▶ [Directions for this task]:
Each line of the records that holds "Hoon" should be shown in full.

Start of Block

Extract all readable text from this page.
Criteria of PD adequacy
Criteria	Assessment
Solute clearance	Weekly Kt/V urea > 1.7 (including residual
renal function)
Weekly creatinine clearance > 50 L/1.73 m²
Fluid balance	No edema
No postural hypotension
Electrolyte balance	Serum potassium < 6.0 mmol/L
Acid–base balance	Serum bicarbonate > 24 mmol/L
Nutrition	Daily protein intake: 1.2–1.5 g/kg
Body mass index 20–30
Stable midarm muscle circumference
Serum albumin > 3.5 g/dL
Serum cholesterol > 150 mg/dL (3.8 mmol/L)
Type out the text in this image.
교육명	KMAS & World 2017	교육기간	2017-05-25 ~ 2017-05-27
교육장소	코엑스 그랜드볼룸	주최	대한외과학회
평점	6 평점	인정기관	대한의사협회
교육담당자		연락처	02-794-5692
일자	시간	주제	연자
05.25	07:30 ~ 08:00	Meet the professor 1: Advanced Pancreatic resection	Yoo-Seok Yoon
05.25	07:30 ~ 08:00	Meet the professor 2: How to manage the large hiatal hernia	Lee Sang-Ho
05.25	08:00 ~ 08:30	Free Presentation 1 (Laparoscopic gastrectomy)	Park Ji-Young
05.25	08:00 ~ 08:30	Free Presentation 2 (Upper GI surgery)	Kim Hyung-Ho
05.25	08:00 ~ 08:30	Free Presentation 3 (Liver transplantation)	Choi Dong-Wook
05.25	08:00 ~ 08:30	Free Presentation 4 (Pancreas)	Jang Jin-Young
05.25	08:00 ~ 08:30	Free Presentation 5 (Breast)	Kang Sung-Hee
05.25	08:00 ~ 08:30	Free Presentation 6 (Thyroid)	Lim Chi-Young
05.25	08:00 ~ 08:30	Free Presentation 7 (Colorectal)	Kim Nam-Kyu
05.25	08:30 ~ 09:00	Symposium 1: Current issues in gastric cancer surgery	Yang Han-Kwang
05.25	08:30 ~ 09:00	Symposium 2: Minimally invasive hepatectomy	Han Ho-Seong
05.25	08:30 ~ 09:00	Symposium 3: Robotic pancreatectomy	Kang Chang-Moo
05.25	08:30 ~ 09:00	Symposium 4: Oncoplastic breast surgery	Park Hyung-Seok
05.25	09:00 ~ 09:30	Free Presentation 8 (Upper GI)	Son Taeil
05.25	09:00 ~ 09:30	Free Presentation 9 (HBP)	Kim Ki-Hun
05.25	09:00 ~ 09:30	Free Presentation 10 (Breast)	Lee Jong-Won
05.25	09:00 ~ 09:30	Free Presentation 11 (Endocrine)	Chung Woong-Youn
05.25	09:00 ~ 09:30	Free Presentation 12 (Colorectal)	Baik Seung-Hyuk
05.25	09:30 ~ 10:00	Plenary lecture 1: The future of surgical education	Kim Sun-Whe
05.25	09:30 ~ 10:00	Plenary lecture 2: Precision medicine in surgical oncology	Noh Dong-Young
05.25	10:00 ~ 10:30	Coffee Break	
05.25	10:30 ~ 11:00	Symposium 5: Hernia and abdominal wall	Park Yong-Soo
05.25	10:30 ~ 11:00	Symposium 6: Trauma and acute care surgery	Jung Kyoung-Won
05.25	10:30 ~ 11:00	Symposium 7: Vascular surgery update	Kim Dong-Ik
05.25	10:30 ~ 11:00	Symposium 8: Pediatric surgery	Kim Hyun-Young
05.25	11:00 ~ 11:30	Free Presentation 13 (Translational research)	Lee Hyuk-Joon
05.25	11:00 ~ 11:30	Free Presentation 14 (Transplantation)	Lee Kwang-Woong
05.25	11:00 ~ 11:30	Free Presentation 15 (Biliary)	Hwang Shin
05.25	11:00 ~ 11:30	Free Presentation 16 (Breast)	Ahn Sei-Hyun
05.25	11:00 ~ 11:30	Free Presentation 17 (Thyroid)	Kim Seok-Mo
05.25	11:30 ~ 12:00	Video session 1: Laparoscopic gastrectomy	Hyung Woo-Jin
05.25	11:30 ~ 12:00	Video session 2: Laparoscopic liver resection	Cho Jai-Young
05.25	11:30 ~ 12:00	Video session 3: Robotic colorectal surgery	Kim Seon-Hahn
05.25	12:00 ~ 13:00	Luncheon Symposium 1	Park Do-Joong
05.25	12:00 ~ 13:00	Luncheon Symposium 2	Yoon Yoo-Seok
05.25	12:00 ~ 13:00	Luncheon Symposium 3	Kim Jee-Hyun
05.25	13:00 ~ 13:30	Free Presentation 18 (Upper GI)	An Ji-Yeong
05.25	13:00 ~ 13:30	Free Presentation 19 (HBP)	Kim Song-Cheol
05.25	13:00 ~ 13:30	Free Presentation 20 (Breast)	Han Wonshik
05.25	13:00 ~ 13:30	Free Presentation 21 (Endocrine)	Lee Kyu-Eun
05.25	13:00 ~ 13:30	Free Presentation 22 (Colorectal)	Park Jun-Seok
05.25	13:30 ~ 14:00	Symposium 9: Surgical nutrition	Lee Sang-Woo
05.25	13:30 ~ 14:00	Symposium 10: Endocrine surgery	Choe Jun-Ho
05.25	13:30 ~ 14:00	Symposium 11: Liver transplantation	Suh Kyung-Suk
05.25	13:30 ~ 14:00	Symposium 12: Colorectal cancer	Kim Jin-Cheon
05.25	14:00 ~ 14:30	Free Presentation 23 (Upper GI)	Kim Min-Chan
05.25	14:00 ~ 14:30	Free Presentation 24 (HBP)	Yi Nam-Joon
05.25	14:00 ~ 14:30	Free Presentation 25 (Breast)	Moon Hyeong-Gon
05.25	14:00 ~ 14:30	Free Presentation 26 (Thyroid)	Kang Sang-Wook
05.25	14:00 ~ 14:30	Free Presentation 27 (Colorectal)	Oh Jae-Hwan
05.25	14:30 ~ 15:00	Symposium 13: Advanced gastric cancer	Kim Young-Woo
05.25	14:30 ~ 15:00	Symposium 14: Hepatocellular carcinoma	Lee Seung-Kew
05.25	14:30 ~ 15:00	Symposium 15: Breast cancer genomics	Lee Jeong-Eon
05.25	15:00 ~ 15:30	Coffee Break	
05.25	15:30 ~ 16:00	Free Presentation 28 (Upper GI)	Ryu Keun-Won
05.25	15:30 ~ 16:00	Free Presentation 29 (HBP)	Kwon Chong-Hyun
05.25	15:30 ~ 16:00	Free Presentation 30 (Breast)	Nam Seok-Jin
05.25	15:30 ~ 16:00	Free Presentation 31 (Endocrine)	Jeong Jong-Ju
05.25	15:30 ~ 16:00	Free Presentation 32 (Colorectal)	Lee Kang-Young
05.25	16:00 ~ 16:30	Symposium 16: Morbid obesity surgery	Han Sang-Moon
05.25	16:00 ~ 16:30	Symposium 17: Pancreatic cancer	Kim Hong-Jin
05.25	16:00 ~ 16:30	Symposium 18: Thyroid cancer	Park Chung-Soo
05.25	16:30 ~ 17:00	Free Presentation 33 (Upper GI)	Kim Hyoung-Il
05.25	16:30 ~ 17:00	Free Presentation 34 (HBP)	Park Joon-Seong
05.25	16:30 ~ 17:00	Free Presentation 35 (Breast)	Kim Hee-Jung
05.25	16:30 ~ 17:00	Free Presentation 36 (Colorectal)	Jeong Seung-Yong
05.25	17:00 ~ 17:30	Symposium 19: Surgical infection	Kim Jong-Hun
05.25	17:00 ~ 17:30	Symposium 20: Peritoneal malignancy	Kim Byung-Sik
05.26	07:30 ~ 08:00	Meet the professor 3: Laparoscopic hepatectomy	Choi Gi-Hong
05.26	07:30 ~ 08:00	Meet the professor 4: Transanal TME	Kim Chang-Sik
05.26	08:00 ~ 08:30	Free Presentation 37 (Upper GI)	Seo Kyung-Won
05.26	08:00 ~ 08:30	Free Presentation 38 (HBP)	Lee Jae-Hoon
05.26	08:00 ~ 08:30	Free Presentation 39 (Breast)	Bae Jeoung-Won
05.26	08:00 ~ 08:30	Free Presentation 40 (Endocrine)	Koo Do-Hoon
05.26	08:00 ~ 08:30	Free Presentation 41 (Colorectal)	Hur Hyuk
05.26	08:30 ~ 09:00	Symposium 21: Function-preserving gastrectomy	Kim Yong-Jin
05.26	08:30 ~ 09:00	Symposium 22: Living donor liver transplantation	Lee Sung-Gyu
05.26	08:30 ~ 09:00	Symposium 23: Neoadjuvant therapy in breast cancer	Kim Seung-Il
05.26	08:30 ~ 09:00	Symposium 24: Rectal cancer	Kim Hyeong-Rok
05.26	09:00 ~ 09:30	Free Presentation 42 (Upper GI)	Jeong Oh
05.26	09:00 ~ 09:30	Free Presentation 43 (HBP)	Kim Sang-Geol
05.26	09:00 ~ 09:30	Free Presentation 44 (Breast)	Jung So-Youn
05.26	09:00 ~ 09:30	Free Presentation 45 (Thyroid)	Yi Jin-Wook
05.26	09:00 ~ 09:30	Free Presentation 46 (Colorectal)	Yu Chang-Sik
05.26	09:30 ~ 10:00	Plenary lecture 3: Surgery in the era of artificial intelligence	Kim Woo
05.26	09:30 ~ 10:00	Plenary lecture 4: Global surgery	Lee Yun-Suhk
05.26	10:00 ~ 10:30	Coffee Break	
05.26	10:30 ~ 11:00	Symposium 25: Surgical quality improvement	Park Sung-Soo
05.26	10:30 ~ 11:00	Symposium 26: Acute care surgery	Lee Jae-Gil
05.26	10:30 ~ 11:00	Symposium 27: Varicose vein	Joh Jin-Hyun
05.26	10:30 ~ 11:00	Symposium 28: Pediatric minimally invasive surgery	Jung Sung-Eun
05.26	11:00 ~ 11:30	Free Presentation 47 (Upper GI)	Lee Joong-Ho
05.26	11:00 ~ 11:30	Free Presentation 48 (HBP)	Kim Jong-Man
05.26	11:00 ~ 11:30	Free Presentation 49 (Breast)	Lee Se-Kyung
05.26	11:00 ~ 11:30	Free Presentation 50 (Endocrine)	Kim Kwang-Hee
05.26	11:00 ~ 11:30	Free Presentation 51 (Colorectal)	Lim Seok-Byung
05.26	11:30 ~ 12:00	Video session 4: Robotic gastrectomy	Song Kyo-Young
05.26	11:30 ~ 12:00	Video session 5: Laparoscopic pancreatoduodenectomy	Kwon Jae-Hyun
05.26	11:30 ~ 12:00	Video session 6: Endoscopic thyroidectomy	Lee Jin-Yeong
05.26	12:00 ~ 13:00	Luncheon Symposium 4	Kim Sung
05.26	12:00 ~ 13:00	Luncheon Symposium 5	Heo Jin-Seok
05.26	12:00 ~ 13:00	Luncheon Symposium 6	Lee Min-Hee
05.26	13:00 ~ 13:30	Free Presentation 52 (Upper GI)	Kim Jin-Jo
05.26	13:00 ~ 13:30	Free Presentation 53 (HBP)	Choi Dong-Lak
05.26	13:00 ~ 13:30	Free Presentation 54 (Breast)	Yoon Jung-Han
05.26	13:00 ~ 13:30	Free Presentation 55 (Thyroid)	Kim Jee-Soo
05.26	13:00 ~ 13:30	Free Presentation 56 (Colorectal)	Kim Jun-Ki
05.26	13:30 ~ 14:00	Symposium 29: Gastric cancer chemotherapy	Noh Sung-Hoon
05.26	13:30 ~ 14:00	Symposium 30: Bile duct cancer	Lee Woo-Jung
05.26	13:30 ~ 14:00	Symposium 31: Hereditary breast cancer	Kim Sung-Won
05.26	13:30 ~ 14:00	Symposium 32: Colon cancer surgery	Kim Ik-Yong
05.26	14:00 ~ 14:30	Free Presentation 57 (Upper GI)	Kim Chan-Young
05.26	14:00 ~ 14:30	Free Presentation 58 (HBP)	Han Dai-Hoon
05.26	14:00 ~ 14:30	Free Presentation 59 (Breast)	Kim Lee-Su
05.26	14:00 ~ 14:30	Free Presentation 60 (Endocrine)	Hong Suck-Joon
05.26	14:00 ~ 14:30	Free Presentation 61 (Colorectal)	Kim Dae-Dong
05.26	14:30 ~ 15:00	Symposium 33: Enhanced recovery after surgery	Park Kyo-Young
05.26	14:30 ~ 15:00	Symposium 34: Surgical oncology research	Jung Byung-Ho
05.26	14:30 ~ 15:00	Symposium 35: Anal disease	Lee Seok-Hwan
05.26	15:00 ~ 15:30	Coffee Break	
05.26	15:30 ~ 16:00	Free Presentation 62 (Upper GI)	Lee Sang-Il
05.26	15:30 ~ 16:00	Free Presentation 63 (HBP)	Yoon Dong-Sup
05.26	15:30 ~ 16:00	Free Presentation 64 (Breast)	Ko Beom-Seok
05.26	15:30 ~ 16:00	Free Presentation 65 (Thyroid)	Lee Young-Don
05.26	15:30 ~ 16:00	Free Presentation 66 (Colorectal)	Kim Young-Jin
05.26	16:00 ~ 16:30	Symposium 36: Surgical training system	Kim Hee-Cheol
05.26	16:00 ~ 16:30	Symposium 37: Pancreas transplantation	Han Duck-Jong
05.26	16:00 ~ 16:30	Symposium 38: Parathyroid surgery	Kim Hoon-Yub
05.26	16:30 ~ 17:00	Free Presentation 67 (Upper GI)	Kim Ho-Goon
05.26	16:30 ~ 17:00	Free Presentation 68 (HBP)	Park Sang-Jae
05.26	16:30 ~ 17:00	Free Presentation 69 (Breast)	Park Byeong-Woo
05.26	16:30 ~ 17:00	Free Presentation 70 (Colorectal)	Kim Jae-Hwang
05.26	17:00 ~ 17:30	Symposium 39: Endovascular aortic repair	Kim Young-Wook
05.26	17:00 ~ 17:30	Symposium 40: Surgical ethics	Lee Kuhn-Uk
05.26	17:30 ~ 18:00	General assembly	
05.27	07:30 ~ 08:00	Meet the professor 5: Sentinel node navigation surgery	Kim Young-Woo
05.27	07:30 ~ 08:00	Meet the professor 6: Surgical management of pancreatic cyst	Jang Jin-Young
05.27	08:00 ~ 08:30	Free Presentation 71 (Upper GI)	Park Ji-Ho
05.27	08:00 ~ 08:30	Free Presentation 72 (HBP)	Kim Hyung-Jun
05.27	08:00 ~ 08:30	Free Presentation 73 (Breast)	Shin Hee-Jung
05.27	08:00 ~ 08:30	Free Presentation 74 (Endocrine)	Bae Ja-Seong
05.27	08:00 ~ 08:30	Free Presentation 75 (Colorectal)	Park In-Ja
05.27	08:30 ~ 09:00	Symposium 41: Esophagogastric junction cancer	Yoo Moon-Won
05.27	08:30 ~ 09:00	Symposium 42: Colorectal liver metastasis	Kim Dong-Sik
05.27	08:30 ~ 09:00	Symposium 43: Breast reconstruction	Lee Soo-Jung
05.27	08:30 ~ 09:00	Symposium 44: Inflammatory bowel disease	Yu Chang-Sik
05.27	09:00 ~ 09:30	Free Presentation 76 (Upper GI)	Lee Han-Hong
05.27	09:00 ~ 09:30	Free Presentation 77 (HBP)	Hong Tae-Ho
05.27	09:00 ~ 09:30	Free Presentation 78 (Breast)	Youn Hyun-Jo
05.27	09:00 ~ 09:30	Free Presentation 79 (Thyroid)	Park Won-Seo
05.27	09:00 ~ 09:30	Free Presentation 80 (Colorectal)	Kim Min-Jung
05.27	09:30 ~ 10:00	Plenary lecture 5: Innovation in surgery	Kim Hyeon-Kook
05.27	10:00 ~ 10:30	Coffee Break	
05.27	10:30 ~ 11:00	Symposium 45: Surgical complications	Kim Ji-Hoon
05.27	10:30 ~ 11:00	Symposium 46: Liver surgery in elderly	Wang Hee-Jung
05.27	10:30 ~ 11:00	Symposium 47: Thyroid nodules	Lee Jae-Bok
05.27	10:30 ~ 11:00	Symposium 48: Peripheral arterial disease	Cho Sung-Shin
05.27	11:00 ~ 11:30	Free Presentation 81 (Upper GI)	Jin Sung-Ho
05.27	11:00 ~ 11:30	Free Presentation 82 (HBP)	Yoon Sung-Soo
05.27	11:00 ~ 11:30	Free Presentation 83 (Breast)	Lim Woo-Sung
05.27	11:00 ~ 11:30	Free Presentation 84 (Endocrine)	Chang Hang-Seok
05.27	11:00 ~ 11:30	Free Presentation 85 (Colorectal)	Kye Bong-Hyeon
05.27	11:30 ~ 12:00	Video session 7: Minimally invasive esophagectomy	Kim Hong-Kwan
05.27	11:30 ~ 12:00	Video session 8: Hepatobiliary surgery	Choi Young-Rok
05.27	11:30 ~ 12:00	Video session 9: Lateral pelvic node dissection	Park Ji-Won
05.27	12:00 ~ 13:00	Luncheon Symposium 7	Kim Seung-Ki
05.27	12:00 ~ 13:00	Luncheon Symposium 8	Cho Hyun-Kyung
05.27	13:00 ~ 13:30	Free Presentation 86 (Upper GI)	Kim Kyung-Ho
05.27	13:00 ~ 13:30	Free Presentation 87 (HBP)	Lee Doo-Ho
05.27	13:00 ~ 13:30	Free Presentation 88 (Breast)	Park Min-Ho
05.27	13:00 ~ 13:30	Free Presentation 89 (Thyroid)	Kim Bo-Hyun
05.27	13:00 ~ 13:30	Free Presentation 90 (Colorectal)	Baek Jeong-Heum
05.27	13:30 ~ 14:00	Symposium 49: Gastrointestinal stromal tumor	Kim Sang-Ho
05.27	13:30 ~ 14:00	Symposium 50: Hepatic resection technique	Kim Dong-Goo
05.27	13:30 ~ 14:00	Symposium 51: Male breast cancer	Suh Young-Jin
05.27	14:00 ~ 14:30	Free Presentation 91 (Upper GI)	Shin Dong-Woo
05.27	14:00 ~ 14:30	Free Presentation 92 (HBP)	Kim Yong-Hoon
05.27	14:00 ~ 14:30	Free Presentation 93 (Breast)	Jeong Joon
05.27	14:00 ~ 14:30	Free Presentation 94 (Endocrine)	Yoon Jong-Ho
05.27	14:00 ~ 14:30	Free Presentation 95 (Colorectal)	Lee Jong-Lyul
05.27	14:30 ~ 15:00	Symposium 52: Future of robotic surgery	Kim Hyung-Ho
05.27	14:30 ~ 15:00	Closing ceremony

End of Block

▶ [Problem solution]:
05.26	08:00 ~ 08:30	Free Presentation 38 (HBP)	Lee Jae-Hoon
05.26	08:00 ~ 08:30	Free Presentation 40 (Endocrine)	Koo Do-Hoon
05.26	13:30 ~ 14:00	Symposium 29: Gastric cancer chemotherapy	Noh Sung-Hoon
05.26	14:00 ~ 14:30	Free Presentation 58 (HBP)	Han Dai-Hoon
05.26	16:00 ~ 16:30	Symposium 38: Parathyroid surgery	Kim Hoon-Yub
05.27	10:30 ~ 11:00	Symposium 45: Surgical complications	Kim Ji-Hoon
05.27	14:00 ~ 14:30	Free Presentation 92 (HBP)	Kim Yong-Hoon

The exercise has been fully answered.